DATA FOR THIS EXERCISE —
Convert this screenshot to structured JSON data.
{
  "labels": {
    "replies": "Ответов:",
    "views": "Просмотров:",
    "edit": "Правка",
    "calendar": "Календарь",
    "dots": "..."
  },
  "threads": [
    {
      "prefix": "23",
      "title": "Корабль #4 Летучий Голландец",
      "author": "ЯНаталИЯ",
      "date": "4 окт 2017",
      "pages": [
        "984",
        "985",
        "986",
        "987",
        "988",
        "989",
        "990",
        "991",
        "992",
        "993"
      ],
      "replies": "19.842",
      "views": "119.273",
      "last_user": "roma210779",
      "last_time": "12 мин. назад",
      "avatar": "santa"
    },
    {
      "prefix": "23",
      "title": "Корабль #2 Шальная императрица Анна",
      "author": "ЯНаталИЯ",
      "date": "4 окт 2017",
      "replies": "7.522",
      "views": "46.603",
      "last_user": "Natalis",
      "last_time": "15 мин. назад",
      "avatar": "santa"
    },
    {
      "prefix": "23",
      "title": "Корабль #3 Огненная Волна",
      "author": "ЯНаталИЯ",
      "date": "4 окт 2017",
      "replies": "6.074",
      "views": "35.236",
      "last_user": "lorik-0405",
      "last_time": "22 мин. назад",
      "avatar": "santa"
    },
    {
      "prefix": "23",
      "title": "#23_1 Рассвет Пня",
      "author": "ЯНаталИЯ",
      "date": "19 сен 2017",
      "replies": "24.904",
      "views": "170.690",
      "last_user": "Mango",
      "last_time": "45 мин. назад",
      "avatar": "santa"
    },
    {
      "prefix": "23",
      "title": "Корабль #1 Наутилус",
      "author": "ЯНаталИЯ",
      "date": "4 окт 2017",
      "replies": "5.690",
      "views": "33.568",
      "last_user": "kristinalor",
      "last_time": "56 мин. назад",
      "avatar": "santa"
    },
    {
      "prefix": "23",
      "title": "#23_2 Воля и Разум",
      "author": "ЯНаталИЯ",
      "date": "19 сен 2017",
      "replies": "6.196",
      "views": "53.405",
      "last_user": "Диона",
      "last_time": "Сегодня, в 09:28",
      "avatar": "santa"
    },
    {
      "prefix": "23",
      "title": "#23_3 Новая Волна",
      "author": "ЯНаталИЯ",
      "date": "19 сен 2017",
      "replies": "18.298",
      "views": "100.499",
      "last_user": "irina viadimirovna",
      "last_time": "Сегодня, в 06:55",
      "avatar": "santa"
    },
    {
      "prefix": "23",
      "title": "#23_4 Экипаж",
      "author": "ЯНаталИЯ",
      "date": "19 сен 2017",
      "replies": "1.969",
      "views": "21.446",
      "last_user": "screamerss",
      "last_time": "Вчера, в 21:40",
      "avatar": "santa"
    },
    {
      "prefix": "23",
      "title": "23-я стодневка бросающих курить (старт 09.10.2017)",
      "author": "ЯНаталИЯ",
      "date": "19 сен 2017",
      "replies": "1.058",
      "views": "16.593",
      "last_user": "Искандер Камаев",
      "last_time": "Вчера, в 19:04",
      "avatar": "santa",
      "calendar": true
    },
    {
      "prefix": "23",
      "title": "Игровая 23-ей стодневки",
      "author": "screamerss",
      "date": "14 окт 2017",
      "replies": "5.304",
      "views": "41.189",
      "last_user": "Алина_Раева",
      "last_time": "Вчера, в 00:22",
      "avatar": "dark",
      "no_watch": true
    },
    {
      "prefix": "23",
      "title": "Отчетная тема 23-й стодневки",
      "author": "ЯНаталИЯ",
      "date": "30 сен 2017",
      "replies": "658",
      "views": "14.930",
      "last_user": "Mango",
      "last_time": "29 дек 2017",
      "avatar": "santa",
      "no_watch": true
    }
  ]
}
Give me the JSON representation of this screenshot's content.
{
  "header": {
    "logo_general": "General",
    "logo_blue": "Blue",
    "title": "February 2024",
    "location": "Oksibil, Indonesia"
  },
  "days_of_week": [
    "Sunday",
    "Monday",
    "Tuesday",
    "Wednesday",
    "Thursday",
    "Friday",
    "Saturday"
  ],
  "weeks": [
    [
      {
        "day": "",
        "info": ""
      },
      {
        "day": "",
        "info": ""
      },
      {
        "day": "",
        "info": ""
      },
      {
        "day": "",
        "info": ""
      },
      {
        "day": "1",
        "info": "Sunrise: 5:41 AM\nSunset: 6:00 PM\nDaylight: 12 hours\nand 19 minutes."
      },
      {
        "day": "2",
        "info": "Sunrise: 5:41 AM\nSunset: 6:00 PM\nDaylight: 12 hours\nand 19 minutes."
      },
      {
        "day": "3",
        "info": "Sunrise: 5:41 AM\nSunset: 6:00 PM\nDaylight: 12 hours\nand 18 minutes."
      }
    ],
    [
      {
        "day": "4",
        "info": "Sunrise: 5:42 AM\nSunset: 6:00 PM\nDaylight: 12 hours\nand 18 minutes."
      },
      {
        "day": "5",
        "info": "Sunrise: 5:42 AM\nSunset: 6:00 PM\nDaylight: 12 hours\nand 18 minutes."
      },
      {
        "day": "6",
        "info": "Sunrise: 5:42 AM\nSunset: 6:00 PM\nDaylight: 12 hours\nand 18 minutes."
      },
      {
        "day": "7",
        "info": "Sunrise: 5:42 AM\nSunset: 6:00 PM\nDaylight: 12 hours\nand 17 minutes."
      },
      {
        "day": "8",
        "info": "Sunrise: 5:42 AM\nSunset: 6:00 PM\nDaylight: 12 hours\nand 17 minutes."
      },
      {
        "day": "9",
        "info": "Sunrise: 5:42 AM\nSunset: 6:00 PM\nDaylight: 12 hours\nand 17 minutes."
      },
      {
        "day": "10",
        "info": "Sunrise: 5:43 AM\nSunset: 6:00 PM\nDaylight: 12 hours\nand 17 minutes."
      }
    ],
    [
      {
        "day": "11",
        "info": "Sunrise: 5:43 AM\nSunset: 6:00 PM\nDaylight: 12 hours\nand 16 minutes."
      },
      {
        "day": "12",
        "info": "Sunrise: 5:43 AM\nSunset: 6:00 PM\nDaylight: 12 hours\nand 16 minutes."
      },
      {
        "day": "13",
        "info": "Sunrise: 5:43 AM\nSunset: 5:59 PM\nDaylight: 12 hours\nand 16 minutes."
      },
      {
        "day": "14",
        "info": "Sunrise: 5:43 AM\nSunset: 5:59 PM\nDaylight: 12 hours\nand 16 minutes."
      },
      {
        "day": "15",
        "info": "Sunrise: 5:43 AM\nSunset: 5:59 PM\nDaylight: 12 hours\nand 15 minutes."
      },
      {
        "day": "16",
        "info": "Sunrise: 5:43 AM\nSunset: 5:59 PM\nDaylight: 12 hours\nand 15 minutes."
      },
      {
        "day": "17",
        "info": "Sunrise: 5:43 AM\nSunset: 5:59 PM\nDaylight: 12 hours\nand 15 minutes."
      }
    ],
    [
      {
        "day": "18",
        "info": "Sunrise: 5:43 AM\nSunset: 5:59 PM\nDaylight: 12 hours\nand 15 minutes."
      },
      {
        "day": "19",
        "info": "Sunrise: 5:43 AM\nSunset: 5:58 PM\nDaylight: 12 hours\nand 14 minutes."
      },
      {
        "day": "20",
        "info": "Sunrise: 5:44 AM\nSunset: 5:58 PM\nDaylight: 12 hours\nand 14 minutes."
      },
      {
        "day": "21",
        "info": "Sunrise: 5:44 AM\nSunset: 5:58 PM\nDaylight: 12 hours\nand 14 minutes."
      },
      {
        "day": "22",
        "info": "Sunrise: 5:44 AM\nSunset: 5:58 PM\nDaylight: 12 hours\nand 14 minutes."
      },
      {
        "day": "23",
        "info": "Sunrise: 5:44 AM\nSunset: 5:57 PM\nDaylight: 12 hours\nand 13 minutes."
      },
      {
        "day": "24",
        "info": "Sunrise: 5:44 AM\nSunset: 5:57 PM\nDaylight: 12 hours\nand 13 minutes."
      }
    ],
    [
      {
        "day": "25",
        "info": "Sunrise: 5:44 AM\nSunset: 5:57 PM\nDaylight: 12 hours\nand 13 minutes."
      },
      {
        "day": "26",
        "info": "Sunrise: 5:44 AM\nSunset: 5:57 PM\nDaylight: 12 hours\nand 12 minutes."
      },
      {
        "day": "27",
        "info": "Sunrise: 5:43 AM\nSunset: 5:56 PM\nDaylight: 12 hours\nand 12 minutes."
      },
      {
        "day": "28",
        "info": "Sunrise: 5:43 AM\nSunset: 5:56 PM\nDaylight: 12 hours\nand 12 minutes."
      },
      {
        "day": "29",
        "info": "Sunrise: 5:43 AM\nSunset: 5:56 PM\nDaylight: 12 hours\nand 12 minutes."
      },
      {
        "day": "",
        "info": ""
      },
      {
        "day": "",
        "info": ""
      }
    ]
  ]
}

WORK TO DO — Using the records above, select and copy every line that has the word "назад".

COMPLETE OUTPUT —
      "last_time": "12 мин. назад",
      "last_time": "15 мин. назад",
      "last_time": "22 мин. назад",
      "last_time": "45 мин. назад",
      "last_time": "56 мин. назад",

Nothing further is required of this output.